| WRITTEN REQUEST |
In the entries below, find the lines with the word "latent" and copy them.

— Begin RECORDS PROVIDED —

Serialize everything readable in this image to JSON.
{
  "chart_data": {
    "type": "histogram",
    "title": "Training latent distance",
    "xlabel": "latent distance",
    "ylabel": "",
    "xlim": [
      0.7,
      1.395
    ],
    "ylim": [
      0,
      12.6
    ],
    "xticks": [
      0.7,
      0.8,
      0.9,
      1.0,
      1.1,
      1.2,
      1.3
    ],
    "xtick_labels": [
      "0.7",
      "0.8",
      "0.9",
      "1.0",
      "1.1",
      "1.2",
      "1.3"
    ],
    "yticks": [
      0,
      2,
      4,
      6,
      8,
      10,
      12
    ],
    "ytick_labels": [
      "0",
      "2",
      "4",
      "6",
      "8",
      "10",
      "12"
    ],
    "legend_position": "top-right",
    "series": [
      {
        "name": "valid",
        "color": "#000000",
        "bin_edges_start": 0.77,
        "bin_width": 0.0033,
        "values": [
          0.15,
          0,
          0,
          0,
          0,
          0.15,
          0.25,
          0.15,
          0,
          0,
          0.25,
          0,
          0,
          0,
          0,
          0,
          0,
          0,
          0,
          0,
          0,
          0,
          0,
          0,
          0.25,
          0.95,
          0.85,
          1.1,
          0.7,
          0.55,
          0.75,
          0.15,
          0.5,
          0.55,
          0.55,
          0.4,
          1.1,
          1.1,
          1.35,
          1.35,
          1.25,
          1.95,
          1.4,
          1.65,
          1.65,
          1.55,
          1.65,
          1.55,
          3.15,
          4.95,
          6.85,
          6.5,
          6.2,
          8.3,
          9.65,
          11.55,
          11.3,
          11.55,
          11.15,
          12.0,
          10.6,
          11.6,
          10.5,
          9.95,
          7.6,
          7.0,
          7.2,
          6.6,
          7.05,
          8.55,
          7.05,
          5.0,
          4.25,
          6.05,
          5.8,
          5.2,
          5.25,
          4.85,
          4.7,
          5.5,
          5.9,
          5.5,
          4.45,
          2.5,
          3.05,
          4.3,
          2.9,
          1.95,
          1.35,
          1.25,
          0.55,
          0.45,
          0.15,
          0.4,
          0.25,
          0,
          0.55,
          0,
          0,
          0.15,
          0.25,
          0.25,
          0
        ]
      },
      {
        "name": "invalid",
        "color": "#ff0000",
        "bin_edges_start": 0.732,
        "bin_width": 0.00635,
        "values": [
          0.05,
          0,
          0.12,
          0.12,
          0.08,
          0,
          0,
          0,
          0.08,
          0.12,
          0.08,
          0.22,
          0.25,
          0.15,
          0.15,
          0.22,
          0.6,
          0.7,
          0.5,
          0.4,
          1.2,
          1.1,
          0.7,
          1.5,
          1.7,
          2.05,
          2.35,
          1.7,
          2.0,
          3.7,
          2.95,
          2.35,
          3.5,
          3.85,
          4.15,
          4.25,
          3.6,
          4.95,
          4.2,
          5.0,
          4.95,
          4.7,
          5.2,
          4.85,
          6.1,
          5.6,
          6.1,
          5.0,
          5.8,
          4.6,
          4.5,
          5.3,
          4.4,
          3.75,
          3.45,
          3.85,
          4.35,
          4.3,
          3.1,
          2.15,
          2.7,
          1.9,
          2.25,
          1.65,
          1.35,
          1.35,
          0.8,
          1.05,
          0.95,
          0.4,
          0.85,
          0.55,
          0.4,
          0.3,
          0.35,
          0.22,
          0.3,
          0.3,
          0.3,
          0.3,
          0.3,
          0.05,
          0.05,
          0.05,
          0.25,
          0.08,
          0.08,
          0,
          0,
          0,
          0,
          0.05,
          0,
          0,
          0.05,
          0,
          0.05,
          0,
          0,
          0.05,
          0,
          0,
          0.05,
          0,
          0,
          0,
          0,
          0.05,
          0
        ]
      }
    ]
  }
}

— End RECORDS PROVIDED —

| THE RESULT |
    "title": "Training latent distance",
    "xlabel": "latent distance",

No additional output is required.